→ What you need to do:
Collect each line containing "Specific".

--- start Data shown ---

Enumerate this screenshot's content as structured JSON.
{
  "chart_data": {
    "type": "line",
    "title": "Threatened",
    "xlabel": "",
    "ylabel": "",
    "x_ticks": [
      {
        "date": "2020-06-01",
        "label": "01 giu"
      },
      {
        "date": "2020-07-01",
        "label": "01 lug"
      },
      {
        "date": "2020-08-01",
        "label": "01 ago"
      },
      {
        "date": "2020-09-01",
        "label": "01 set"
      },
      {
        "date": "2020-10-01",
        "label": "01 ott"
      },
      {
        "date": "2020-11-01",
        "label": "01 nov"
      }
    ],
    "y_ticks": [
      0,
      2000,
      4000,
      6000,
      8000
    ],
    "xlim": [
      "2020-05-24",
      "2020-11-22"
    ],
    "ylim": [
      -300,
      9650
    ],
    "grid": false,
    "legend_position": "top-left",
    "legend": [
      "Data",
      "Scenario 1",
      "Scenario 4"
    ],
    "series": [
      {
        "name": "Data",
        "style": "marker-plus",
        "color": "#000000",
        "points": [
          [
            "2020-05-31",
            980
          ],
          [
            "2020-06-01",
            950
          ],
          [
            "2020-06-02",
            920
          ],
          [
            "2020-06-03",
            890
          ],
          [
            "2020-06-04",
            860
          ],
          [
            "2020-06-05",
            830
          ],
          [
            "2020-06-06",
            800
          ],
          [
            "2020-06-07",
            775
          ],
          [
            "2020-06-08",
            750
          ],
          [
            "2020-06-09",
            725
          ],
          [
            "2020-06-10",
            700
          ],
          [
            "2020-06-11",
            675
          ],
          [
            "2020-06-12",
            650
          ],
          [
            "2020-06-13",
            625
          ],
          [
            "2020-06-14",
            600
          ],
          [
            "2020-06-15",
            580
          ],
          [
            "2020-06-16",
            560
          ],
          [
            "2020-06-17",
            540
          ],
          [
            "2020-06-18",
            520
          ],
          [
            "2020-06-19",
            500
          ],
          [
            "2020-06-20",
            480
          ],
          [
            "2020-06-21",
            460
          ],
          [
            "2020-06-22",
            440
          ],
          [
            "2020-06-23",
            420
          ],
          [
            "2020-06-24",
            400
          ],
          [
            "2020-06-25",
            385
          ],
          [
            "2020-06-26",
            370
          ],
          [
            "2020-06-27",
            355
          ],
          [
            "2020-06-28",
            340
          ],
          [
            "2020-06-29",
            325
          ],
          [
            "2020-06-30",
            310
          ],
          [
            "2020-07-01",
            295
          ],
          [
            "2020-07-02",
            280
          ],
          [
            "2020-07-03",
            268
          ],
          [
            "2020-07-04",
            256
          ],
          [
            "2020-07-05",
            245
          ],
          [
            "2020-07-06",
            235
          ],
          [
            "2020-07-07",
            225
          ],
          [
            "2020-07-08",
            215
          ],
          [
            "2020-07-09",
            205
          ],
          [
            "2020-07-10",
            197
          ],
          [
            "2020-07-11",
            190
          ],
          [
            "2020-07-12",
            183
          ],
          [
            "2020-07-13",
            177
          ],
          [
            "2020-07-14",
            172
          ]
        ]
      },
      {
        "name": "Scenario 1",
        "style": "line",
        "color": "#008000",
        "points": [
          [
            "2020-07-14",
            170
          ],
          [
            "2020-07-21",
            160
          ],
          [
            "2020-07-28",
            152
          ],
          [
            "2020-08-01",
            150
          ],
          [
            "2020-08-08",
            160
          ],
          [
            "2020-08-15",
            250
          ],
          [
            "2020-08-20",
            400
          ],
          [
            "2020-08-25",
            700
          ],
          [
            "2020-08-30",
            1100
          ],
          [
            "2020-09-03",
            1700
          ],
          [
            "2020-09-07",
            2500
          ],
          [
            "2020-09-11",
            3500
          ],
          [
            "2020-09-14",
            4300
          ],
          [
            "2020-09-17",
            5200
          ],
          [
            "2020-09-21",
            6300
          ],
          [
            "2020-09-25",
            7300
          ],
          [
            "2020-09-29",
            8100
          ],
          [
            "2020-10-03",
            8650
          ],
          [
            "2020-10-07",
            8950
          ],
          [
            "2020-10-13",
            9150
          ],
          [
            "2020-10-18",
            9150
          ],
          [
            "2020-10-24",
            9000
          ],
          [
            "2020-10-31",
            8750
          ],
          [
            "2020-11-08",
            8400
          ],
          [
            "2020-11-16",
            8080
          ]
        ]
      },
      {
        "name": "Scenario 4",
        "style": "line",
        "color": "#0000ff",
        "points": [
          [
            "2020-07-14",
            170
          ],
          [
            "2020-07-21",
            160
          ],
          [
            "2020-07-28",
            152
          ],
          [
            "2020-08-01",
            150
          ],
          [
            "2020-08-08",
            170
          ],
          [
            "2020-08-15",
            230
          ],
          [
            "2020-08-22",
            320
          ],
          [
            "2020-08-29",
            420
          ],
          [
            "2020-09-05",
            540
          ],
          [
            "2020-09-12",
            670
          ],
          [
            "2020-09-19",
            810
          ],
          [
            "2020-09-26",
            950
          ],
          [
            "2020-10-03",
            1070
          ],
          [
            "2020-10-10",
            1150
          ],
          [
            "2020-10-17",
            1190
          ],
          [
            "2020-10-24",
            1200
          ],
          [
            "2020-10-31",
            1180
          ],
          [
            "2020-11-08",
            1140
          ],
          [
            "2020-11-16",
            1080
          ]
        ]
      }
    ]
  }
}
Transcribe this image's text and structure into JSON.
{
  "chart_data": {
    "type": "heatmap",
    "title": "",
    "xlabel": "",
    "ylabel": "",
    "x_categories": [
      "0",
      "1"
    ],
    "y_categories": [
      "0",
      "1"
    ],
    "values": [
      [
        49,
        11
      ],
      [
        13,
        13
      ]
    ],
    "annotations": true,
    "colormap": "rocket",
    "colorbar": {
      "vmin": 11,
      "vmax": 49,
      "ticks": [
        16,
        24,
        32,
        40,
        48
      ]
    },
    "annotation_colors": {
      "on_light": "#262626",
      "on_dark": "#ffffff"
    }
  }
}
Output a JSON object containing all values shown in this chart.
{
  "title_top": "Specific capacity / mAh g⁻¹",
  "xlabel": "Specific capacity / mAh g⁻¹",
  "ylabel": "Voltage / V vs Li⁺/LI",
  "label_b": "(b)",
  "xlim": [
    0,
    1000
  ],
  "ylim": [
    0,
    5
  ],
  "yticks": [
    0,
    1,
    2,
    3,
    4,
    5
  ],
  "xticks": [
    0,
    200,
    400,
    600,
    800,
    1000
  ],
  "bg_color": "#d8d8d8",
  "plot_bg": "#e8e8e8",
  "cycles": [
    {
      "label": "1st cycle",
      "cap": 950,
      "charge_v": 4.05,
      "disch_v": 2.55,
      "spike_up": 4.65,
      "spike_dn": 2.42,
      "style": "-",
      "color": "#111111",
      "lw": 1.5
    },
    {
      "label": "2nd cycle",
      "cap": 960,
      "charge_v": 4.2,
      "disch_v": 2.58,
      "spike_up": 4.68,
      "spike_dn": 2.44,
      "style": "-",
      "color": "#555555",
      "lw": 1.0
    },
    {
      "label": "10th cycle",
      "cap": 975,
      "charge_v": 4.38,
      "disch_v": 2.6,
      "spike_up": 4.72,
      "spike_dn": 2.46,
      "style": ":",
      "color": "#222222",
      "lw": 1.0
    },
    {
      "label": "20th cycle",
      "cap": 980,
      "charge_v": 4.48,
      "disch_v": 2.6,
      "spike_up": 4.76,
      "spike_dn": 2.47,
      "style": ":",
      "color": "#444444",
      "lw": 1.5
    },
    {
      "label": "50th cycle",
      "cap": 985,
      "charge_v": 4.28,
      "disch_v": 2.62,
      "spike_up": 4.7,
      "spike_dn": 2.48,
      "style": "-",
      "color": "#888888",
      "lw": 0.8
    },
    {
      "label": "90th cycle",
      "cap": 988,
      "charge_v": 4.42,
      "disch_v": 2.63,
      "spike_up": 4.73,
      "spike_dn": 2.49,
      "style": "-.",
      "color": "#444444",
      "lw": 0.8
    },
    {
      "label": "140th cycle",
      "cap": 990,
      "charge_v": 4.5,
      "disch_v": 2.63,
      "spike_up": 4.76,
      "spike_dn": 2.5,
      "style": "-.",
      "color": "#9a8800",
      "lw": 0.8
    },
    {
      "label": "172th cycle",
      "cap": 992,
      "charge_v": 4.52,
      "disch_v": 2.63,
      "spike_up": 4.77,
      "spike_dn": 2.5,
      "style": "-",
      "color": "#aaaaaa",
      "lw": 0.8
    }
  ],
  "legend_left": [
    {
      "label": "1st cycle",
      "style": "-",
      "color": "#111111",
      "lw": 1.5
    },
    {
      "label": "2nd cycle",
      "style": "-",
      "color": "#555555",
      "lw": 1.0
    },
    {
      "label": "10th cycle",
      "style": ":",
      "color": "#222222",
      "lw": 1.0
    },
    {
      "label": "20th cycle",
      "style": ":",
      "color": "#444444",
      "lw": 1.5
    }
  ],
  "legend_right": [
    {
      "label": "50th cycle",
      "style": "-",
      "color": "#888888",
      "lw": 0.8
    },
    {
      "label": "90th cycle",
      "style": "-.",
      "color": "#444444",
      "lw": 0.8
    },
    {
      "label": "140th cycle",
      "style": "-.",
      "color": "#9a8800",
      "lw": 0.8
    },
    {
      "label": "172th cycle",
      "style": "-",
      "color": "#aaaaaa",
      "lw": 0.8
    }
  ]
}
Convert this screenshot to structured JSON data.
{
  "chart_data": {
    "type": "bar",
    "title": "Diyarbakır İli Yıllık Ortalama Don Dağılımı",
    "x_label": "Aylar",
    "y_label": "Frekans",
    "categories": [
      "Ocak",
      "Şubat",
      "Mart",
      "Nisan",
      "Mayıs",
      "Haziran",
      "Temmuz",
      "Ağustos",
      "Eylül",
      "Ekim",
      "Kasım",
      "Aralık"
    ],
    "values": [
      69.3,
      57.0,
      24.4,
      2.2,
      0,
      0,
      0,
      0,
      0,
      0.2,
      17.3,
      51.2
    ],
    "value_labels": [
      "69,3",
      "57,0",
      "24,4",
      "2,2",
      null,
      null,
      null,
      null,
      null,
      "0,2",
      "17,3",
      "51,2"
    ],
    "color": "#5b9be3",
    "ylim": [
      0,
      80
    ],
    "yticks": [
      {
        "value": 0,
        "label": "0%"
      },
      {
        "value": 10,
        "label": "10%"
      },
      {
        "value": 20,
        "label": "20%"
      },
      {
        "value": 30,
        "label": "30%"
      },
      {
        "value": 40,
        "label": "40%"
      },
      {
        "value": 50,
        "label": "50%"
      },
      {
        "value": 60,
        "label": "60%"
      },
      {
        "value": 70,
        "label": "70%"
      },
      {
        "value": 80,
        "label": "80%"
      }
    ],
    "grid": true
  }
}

--- end Data shown ---

→ Finished answer:
  "title_top": "Specific capacity / mAh g⁻¹",
  "xlabel": "Specific capacity / mAh g⁻¹",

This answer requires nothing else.